» Set problem
Without the pictures, return each record as it appears.
* * * *
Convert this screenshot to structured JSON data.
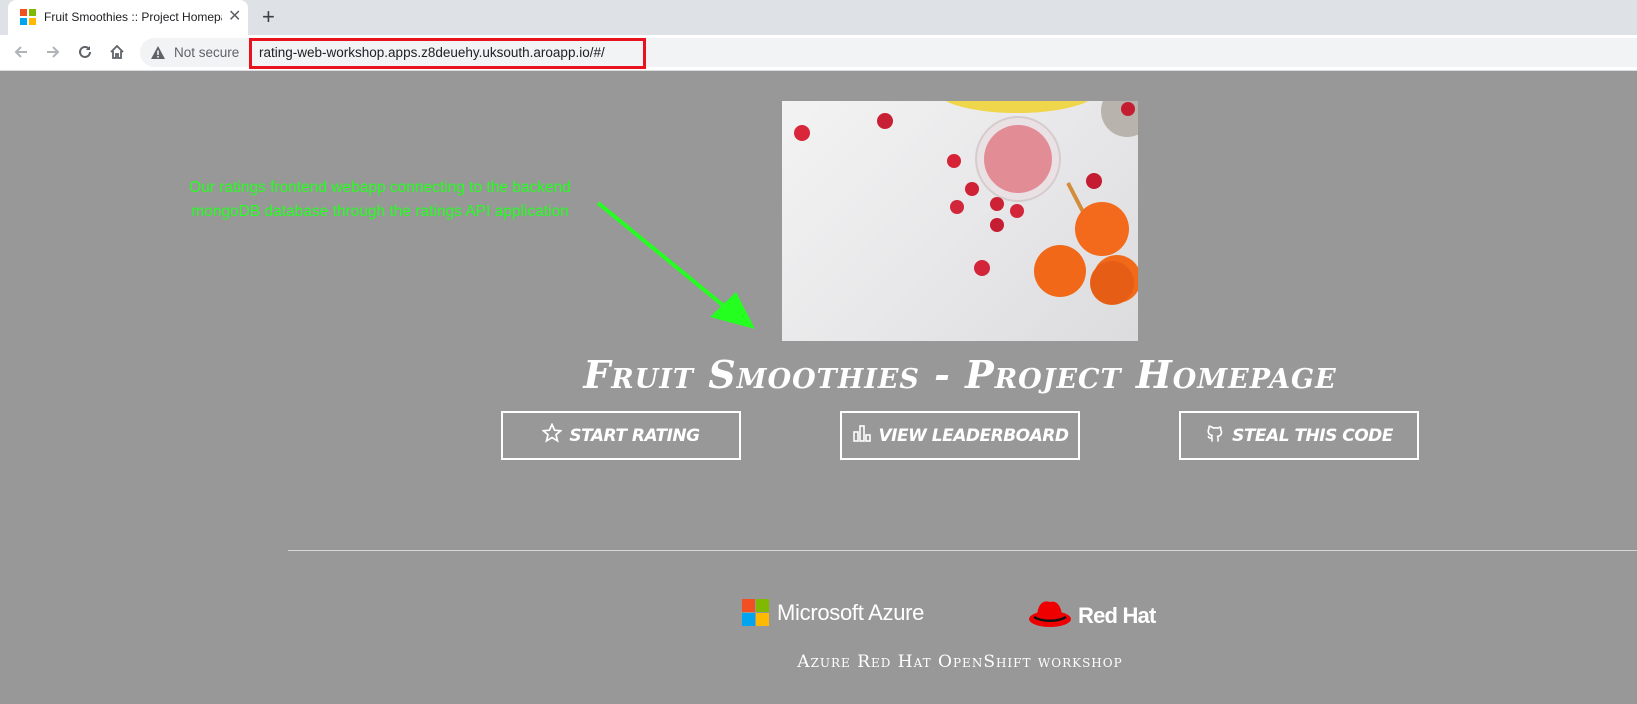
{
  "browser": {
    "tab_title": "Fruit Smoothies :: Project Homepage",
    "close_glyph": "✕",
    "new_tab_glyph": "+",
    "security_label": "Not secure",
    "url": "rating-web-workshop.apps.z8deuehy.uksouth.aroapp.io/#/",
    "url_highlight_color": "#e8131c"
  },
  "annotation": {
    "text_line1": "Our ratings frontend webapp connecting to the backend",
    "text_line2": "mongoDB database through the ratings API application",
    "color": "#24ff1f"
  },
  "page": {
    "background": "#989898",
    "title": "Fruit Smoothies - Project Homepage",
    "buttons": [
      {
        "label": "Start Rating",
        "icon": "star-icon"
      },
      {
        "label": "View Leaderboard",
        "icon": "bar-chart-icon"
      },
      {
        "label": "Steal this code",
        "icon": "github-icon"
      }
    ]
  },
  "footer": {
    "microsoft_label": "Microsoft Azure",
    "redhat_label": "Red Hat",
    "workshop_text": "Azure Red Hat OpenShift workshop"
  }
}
* * * *
» Result for this exercise
Convert this screenshot to structured JSON data.
{
  "browser": {
    "tab_title": "Fruit Smoothies :: Project Homepage",
    "close_glyph": "✕",
    "new_tab_glyph": "+",
    "security_label": "Not secure",
    "url": "rating-web-workshop.apps.z8deuehy.uksouth.aroapp.io/#/",
    "url_highlight_color": "#e8131c"
  },
  "annotation": {
    "text_line1": "Our ratings frontend webapp connecting to the backend",
    "text_line2": "mongoDB database through the ratings API application",
    "color": "#24ff1f"
  },
  "page": {
    "background": "#989898",
    "title": "Fruit Smoothies - Project Homepage",
    "buttons": [
      {
        "label": "Start Rating",
        "icon": "star-icon"
      },
      {
        "label": "View Leaderboard",
        "icon": "bar-chart-icon"
      },
      {
        "label": "Steal this code",
        "icon": "github-icon"
      }
    ]
  },
  "footer": {
    "microsoft_label": "Microsoft Azure",
    "redhat_label": "Red Hat",
    "workshop_text": "Azure Red Hat OpenShift workshop"
  }
}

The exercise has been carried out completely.